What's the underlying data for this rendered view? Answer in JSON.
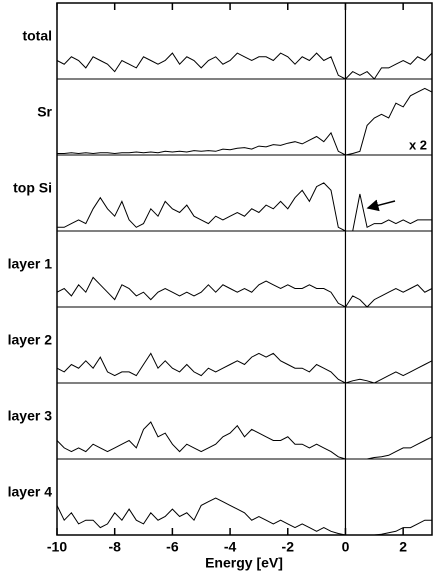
{
  "chart_data": {
    "type": "line",
    "xlabel": "Energy [eV]",
    "x": [
      -10,
      -9.75,
      -9.5,
      -9.25,
      -9,
      -8.75,
      -8.5,
      -8.25,
      -8,
      -7.75,
      -7.5,
      -7.25,
      -7,
      -6.75,
      -6.5,
      -6.25,
      -6,
      -5.75,
      -5.5,
      -5.25,
      -5,
      -4.75,
      -4.5,
      -4.25,
      -4,
      -3.75,
      -3.5,
      -3.25,
      -3,
      -2.75,
      -2.5,
      -2.25,
      -2,
      -1.75,
      -1.5,
      -1.25,
      -1,
      -0.75,
      -0.5,
      -0.25,
      0,
      0.25,
      0.5,
      0.75,
      1,
      1.25,
      1.5,
      1.75,
      2,
      2.25,
      2.5,
      2.75,
      3
    ],
    "series": [
      {
        "name": "total",
        "color": "#000000",
        "values": [
          2.5,
          2,
          3,
          2.5,
          1.5,
          3,
          2.5,
          2,
          1,
          2.5,
          2,
          1.5,
          3,
          2.5,
          2,
          2.5,
          3.5,
          2,
          3,
          2.5,
          1.5,
          2.5,
          3,
          2,
          2.5,
          3.5,
          3,
          2.5,
          3,
          3,
          2.5,
          3.5,
          3,
          2,
          3,
          2.5,
          3.5,
          2.5,
          3,
          0.5,
          0,
          1,
          0.5,
          1,
          0,
          1.5,
          1.5,
          2,
          2.5,
          2,
          3,
          2.5,
          3.5
        ]
      },
      {
        "name": "Sr",
        "color": "#000000",
        "values": [
          0.2,
          0.2,
          0.3,
          0.2,
          0.3,
          0.2,
          0.3,
          0.3,
          0.2,
          0.3,
          0.3,
          0.4,
          0.3,
          0.4,
          0.3,
          0.5,
          0.4,
          0.5,
          0.4,
          0.6,
          0.5,
          0.6,
          0.5,
          0.8,
          0.7,
          0.9,
          1,
          0.8,
          1.2,
          1.1,
          1.4,
          1.3,
          1.6,
          1.8,
          1.5,
          2,
          2.5,
          1.8,
          3,
          0.5,
          0,
          0.2,
          0.5,
          4,
          5,
          5.5,
          5,
          7,
          6.5,
          8,
          8.5,
          9,
          8.5
        ]
      },
      {
        "name": "top Si",
        "color": "#000000",
        "values": [
          0.5,
          0.5,
          1,
          1.5,
          1,
          3,
          4.5,
          3,
          2,
          4,
          1.5,
          0.5,
          1,
          3,
          2,
          4,
          3,
          2.5,
          3.5,
          2,
          1.5,
          1,
          2,
          1.5,
          2,
          2.5,
          2,
          3,
          2.5,
          3.5,
          3,
          4,
          3,
          4.5,
          5.5,
          4,
          6,
          6.5,
          5.5,
          0.5,
          0,
          0,
          5,
          0.5,
          1,
          1,
          1.5,
          1,
          1.5,
          1,
          1.5,
          1.5,
          1.5
        ]
      },
      {
        "name": "layer 1",
        "color": "#000000",
        "values": [
          2,
          2.5,
          1.5,
          3,
          2,
          4,
          3,
          2,
          1,
          3,
          2.5,
          1.5,
          2,
          1,
          2,
          2.5,
          2,
          1.5,
          2,
          1.5,
          2,
          3,
          2,
          3,
          2.5,
          2,
          2.5,
          2,
          3,
          3.5,
          3,
          2.5,
          3,
          2.5,
          2.5,
          3,
          2.5,
          2.5,
          2,
          0.5,
          0,
          1.5,
          1,
          0,
          1,
          1.5,
          2,
          2.5,
          2,
          2.5,
          3,
          2,
          2.5
        ]
      },
      {
        "name": "layer 2",
        "color": "#000000",
        "values": [
          2,
          1.5,
          2.5,
          2,
          3,
          2,
          3.5,
          1.5,
          1,
          1.5,
          1.5,
          1,
          2.5,
          4,
          2,
          3,
          2,
          1.5,
          2.5,
          1.5,
          1,
          2,
          1.5,
          2,
          2.5,
          3,
          2.5,
          3.5,
          4,
          3.5,
          4,
          3,
          2.5,
          2,
          2,
          1.5,
          2.5,
          2,
          1.5,
          0.5,
          0,
          0.3,
          0.5,
          0.3,
          0,
          0.5,
          1,
          1.5,
          1,
          1.5,
          2,
          2.5,
          3
        ]
      },
      {
        "name": "layer 3",
        "color": "#000000",
        "values": [
          2.5,
          1.5,
          1,
          1.5,
          1,
          2,
          1.5,
          1,
          1.5,
          2,
          2.5,
          1.5,
          4,
          5,
          3,
          3.5,
          2,
          1,
          2,
          1.5,
          1,
          1.5,
          2,
          3,
          3.5,
          4.5,
          3,
          4,
          3.5,
          3,
          2.5,
          2.5,
          3,
          2,
          2,
          1.5,
          2,
          1.5,
          1,
          0.3,
          0,
          0,
          0,
          0,
          0.2,
          0.3,
          0.5,
          1,
          1.5,
          1.5,
          2,
          2.5,
          3
        ]
      },
      {
        "name": "layer 4",
        "color": "#000000",
        "values": [
          4,
          2,
          3,
          1.5,
          2,
          2,
          1,
          1.5,
          3,
          2,
          3.5,
          2,
          1.5,
          3,
          2,
          2.5,
          3.5,
          2.5,
          3,
          2,
          4,
          4.5,
          5,
          4.5,
          4,
          3.5,
          3,
          2,
          2.5,
          2,
          1.5,
          2,
          1.5,
          1,
          1.5,
          1,
          0.5,
          1,
          0.5,
          0.2,
          0,
          0,
          0,
          0,
          0,
          0.1,
          0.3,
          0.5,
          1,
          1,
          1.5,
          2,
          2
        ]
      }
    ],
    "xlim": [
      -10,
      3
    ],
    "xticks": [
      -10,
      -8,
      -6,
      -4,
      -2,
      0,
      2
    ],
    "ylim": [
      0,
      10
    ],
    "vline": 0,
    "annotations": [
      {
        "text": "x 2"
      }
    ]
  }
}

Exercise objective >>
Write out again every line above exactly as given; the pictures do not belong in the copy.

Solution to this task >>
What's the underlying data for this rendered view? Answer in JSON.
{
  "chart_data": {
    "type": "line",
    "xlabel": "Energy [eV]",
    "x": [
      -10,
      -9.75,
      -9.5,
      -9.25,
      -9,
      -8.75,
      -8.5,
      -8.25,
      -8,
      -7.75,
      -7.5,
      -7.25,
      -7,
      -6.75,
      -6.5,
      -6.25,
      -6,
      -5.75,
      -5.5,
      -5.25,
      -5,
      -4.75,
      -4.5,
      -4.25,
      -4,
      -3.75,
      -3.5,
      -3.25,
      -3,
      -2.75,
      -2.5,
      -2.25,
      -2,
      -1.75,
      -1.5,
      -1.25,
      -1,
      -0.75,
      -0.5,
      -0.25,
      0,
      0.25,
      0.5,
      0.75,
      1,
      1.25,
      1.5,
      1.75,
      2,
      2.25,
      2.5,
      2.75,
      3
    ],
    "series": [
      {
        "name": "total",
        "color": "#000000",
        "values": [
          2.5,
          2,
          3,
          2.5,
          1.5,
          3,
          2.5,
          2,
          1,
          2.5,
          2,
          1.5,
          3,
          2.5,
          2,
          2.5,
          3.5,
          2,
          3,
          2.5,
          1.5,
          2.5,
          3,
          2,
          2.5,
          3.5,
          3,
          2.5,
          3,
          3,
          2.5,
          3.5,
          3,
          2,
          3,
          2.5,
          3.5,
          2.5,
          3,
          0.5,
          0,
          1,
          0.5,
          1,
          0,
          1.5,
          1.5,
          2,
          2.5,
          2,
          3,
          2.5,
          3.5
        ]
      },
      {
        "name": "Sr",
        "color": "#000000",
        "values": [
          0.2,
          0.2,
          0.3,
          0.2,
          0.3,
          0.2,
          0.3,
          0.3,
          0.2,
          0.3,
          0.3,
          0.4,
          0.3,
          0.4,
          0.3,
          0.5,
          0.4,
          0.5,
          0.4,
          0.6,
          0.5,
          0.6,
          0.5,
          0.8,
          0.7,
          0.9,
          1,
          0.8,
          1.2,
          1.1,
          1.4,
          1.3,
          1.6,
          1.8,
          1.5,
          2,
          2.5,
          1.8,
          3,
          0.5,
          0,
          0.2,
          0.5,
          4,
          5,
          5.5,
          5,
          7,
          6.5,
          8,
          8.5,
          9,
          8.5
        ]
      },
      {
        "name": "top Si",
        "color": "#000000",
        "values": [
          0.5,
          0.5,
          1,
          1.5,
          1,
          3,
          4.5,
          3,
          2,
          4,
          1.5,
          0.5,
          1,
          3,
          2,
          4,
          3,
          2.5,
          3.5,
          2,
          1.5,
          1,
          2,
          1.5,
          2,
          2.5,
          2,
          3,
          2.5,
          3.5,
          3,
          4,
          3,
          4.5,
          5.5,
          4,
          6,
          6.5,
          5.5,
          0.5,
          0,
          0,
          5,
          0.5,
          1,
          1,
          1.5,
          1,
          1.5,
          1,
          1.5,
          1.5,
          1.5
        ]
      },
      {
        "name": "layer 1",
        "color": "#000000",
        "values": [
          2,
          2.5,
          1.5,
          3,
          2,
          4,
          3,
          2,
          1,
          3,
          2.5,
          1.5,
          2,
          1,
          2,
          2.5,
          2,
          1.5,
          2,
          1.5,
          2,
          3,
          2,
          3,
          2.5,
          2,
          2.5,
          2,
          3,
          3.5,
          3,
          2.5,
          3,
          2.5,
          2.5,
          3,
          2.5,
          2.5,
          2,
          0.5,
          0,
          1.5,
          1,
          0,
          1,
          1.5,
          2,
          2.5,
          2,
          2.5,
          3,
          2,
          2.5
        ]
      },
      {
        "name": "layer 2",
        "color": "#000000",
        "values": [
          2,
          1.5,
          2.5,
          2,
          3,
          2,
          3.5,
          1.5,
          1,
          1.5,
          1.5,
          1,
          2.5,
          4,
          2,
          3,
          2,
          1.5,
          2.5,
          1.5,
          1,
          2,
          1.5,
          2,
          2.5,
          3,
          2.5,
          3.5,
          4,
          3.5,
          4,
          3,
          2.5,
          2,
          2,
          1.5,
          2.5,
          2,
          1.5,
          0.5,
          0,
          0.3,
          0.5,
          0.3,
          0,
          0.5,
          1,
          1.5,
          1,
          1.5,
          2,
          2.5,
          3
        ]
      },
      {
        "name": "layer 3",
        "color": "#000000",
        "values": [
          2.5,
          1.5,
          1,
          1.5,
          1,
          2,
          1.5,
          1,
          1.5,
          2,
          2.5,
          1.5,
          4,
          5,
          3,
          3.5,
          2,
          1,
          2,
          1.5,
          1,
          1.5,
          2,
          3,
          3.5,
          4.5,
          3,
          4,
          3.5,
          3,
          2.5,
          2.5,
          3,
          2,
          2,
          1.5,
          2,
          1.5,
          1,
          0.3,
          0,
          0,
          0,
          0,
          0.2,
          0.3,
          0.5,
          1,
          1.5,
          1.5,
          2,
          2.5,
          3
        ]
      },
      {
        "name": "layer 4",
        "color": "#000000",
        "values": [
          4,
          2,
          3,
          1.5,
          2,
          2,
          1,
          1.5,
          3,
          2,
          3.5,
          2,
          1.5,
          3,
          2,
          2.5,
          3.5,
          2.5,
          3,
          2,
          4,
          4.5,
          5,
          4.5,
          4,
          3.5,
          3,
          2,
          2.5,
          2,
          1.5,
          2,
          1.5,
          1,
          1.5,
          1,
          0.5,
          1,
          0.5,
          0.2,
          0,
          0,
          0,
          0,
          0,
          0.1,
          0.3,
          0.5,
          1,
          1,
          1.5,
          2,
          2
        ]
      }
    ],
    "xlim": [
      -10,
      3
    ],
    "xticks": [
      -10,
      -8,
      -6,
      -4,
      -2,
      0,
      2
    ],
    "ylim": [
      0,
      10
    ],
    "vline": 0,
    "annotations": [
      {
        "text": "x 2"
      }
    ]
  }
}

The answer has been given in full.